| Set problem |
Copy out each line below that has the word "termelés" in it.

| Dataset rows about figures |
## Begin

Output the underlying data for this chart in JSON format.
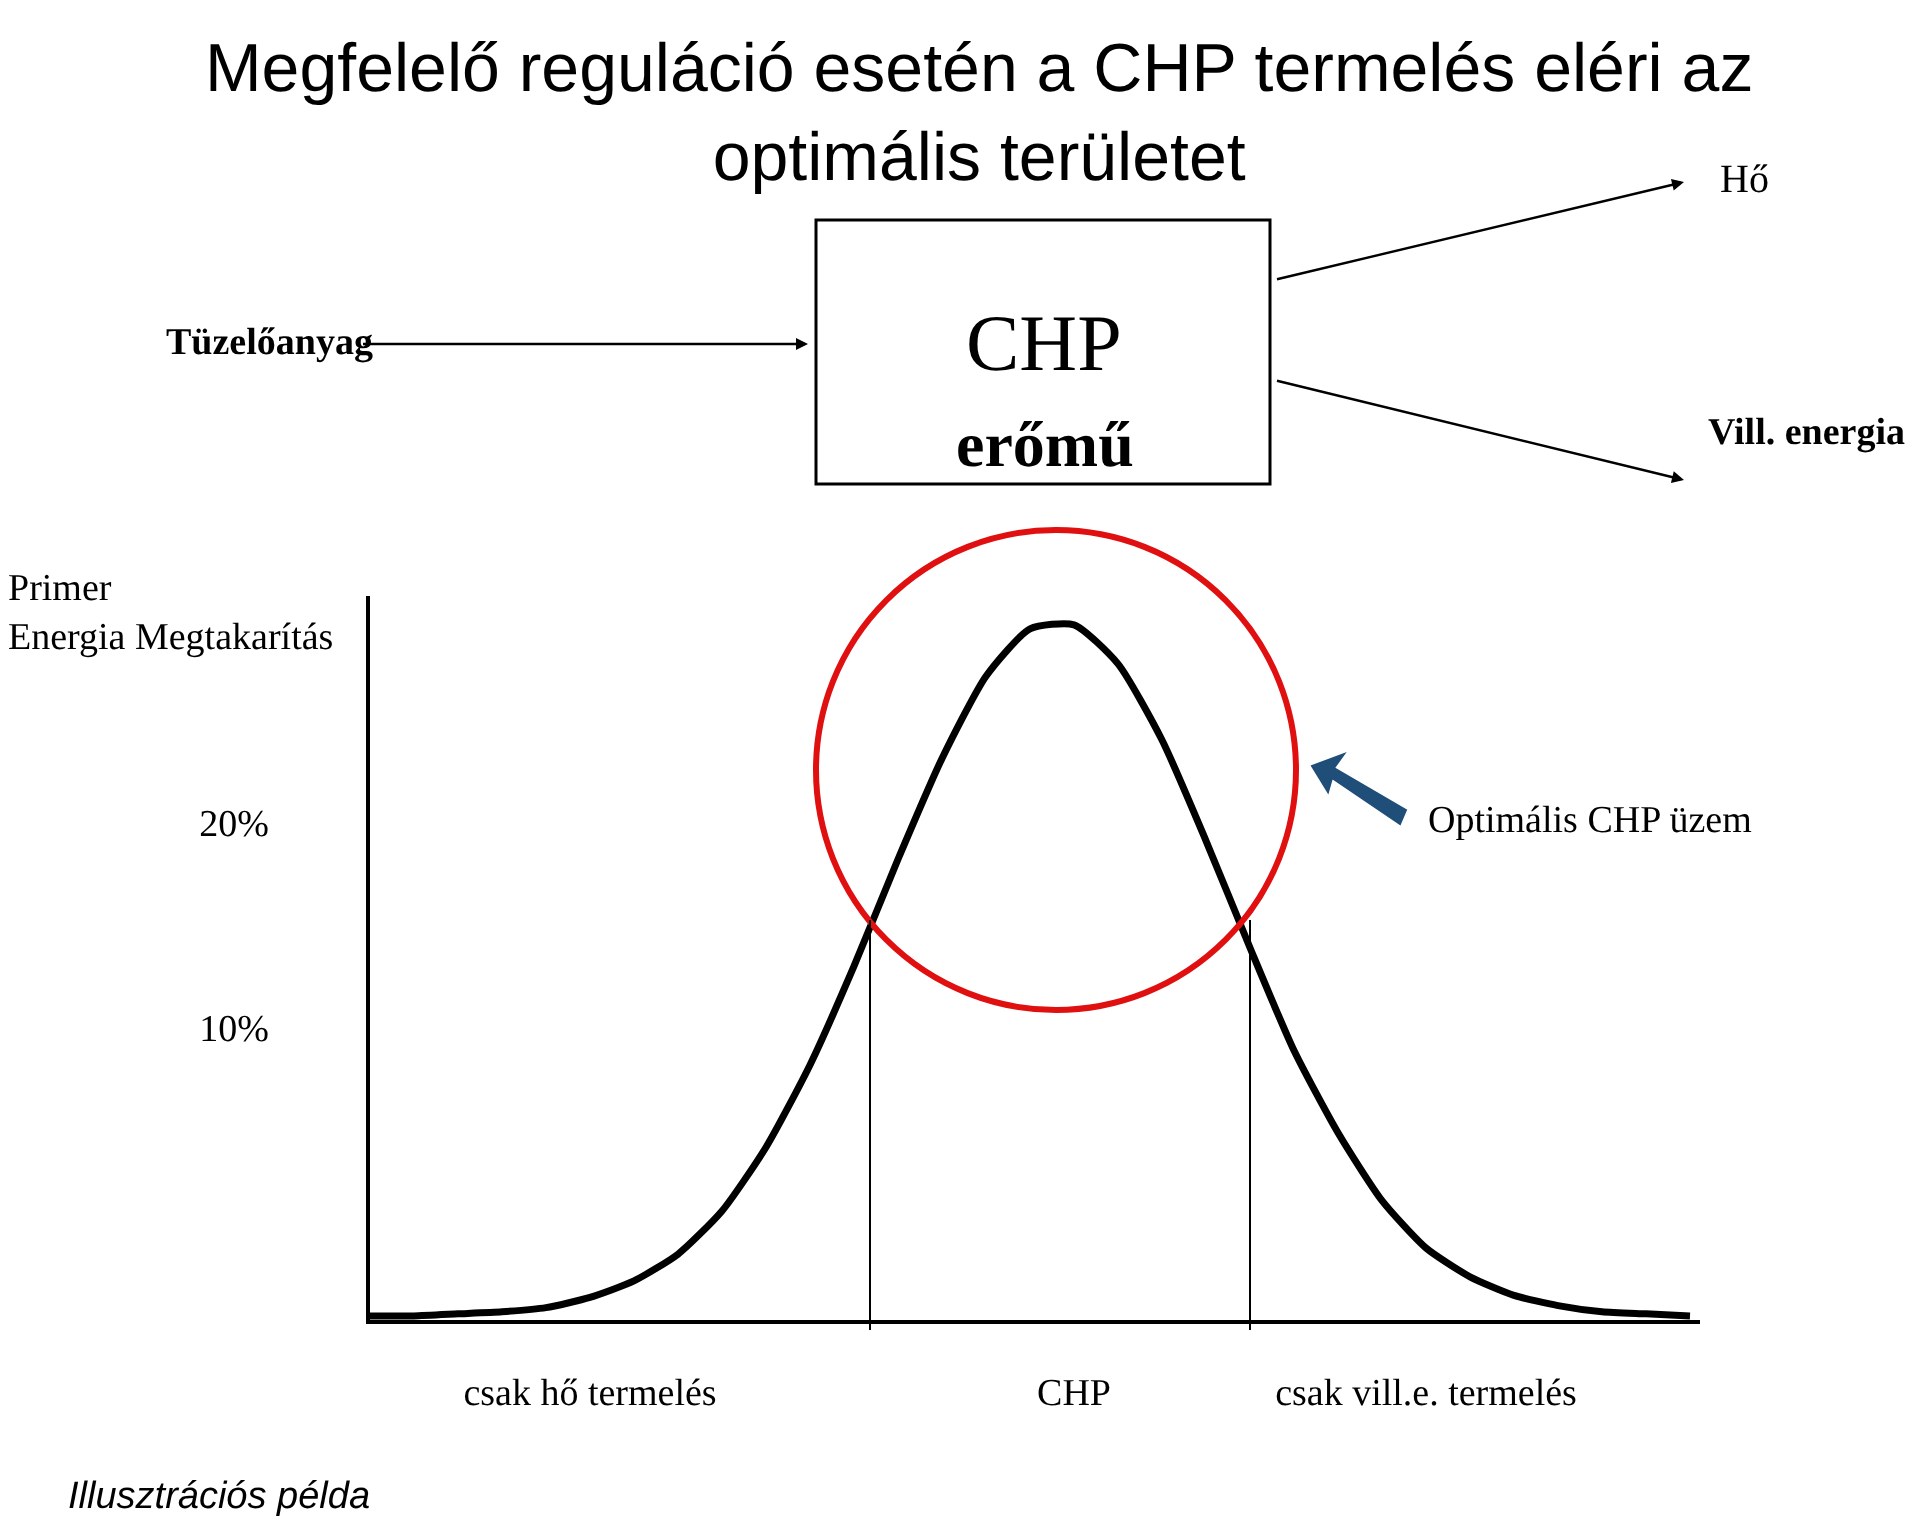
{
  "chart_data": {
    "type": "line",
    "title": "Megfelelő reguláció esetén a CHP termelés eléri az\noptimális területet",
    "ylabel": "Primer\nEnergia Megtakarítás",
    "categories": [
      null,
      null,
      null,
      null,
      null,
      "csak hő termelés",
      null,
      null,
      null,
      null,
      null,
      null,
      null,
      null,
      null,
      null,
      "CHP",
      null,
      null,
      null,
      null,
      null,
      null,
      null,
      "csak vill.e. termelés",
      null,
      null,
      null,
      null,
      null,
      null
    ],
    "series": [
      {
        "color": "#000000",
        "values": [
          -4.0,
          -4.0,
          -3.9,
          -3.8,
          -3.6,
          -3.1,
          -2.3,
          -1.0,
          1.1,
          4.2,
          8.2,
          13.0,
          18.2,
          23.1,
          27.1,
          29.4,
          29.6,
          27.7,
          24.0,
          19.1,
          13.9,
          8.9,
          4.9,
          1.6,
          -0.7,
          -2.1,
          -3.0,
          -3.5,
          -3.8,
          -3.9,
          -4.0
        ]
      }
    ],
    "ylim": [
      -4.2,
      31
    ],
    "yticks": [
      {
        "value": 10,
        "label": "10%"
      },
      {
        "value": 20,
        "label": "20%"
      }
    ],
    "annotations": [
      "Tüzelőanyag",
      "CHP",
      "erőmű",
      "Hő",
      "Vill. energia",
      "Optimális CHP üzem",
      "Illusztrációs példa"
    ],
    "marker": "none",
    "line_style": "solid"
  }
}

## End

| Solution for this task |
    "title": "Megfelelő reguláció esetén a CHP termelés eléri az\noptimális területet",
      "csak hő termelés",
      "csak vill.e. termelés",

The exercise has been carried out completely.